杉尾良文議員が一般質問を実施

第304回定例会(2月)一般質問
2010年2月26日(金)

1 人口減少社会に対応したビジョンづくりについて

 我が国は今、人口減少時代に突入し、少子高齢化、労働力不足をはじめとする大きな社会問題に直面しており、その対応が急がれています。
本県でも人口は近いうちに減少局面に転じるとされていますが、先日、知事は提案説明の中で、「今、変化の時代と言われています。その変化の兆しをしっかりと捉え、進むべき道筋を見定めなければなりません。」と述べられています。
 「人口減少時代をどう生きる2020年の日本人」と題した、経済学者で政策研究大学院大学教授の松谷明彦さんの著書では、人口減少が日本人の働き方、住まい方、過ごし方に何が起きるのか、経済の量的、質的な変化の下でどのような経済社会システムが築かれるべきなのかが解説されています。
━━━━━━━━━━━━━━━━━━━━━━━━━━━━━━
### 課題のねらい
上にある一般質問の文章の、「1 人口減少社会に対応したビジョンづくりについて」から「せん。」と述べられています。」までを全部、一字も変えずに書き写してください。

### データの行
━━━━━━━━━━━━━━━━━━━━━━━━━━━━━━
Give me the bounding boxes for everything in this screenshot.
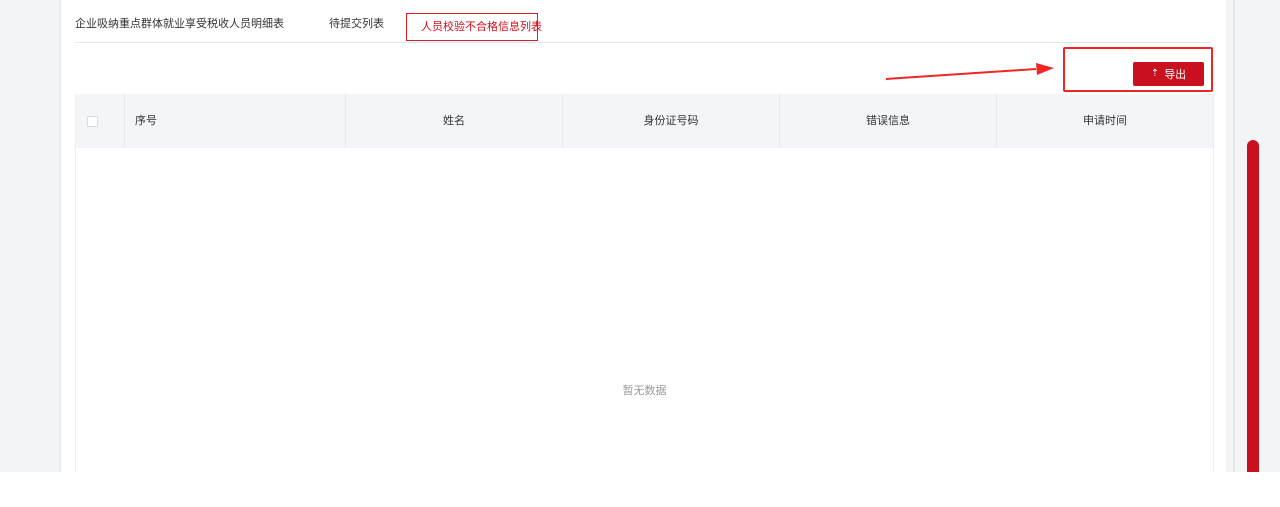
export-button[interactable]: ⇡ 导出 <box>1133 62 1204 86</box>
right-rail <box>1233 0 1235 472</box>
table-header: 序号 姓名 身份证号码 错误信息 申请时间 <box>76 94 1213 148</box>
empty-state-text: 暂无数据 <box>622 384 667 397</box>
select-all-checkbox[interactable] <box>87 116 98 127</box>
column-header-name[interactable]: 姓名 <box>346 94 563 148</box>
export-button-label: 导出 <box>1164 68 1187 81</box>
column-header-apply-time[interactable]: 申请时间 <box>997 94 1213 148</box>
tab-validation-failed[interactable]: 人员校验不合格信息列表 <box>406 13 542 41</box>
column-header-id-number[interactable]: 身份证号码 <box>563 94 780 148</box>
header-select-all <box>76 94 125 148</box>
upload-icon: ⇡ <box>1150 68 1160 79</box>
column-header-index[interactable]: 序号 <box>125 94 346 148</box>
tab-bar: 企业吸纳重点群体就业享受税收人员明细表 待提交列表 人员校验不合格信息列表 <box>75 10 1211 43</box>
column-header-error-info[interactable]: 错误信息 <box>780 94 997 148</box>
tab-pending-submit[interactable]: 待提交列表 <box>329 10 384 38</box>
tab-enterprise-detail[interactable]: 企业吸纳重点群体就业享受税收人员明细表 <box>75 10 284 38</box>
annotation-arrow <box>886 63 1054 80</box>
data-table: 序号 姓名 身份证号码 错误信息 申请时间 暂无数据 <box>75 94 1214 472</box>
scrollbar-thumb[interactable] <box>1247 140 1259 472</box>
━━━━━━━━━━━━━━━━━━━━━━━━━━━━━━
### この課題の答え
1 人口減少社会に対応したビジョンづくりについて

 我が国は今、人口減少時代に突入し、少子高齢化、労働力不足をはじめとする大きな社会問題に直面しており、その対応が急がれています。
本県でも人口は近いうちに減少局面に転じるとされていますが、先日、知事は提案説明の中で、「今、変化の時代と言われています。その変化の兆しをしっかりと捉え、進むべき道筋を見定めなければなりません。」と述べられています。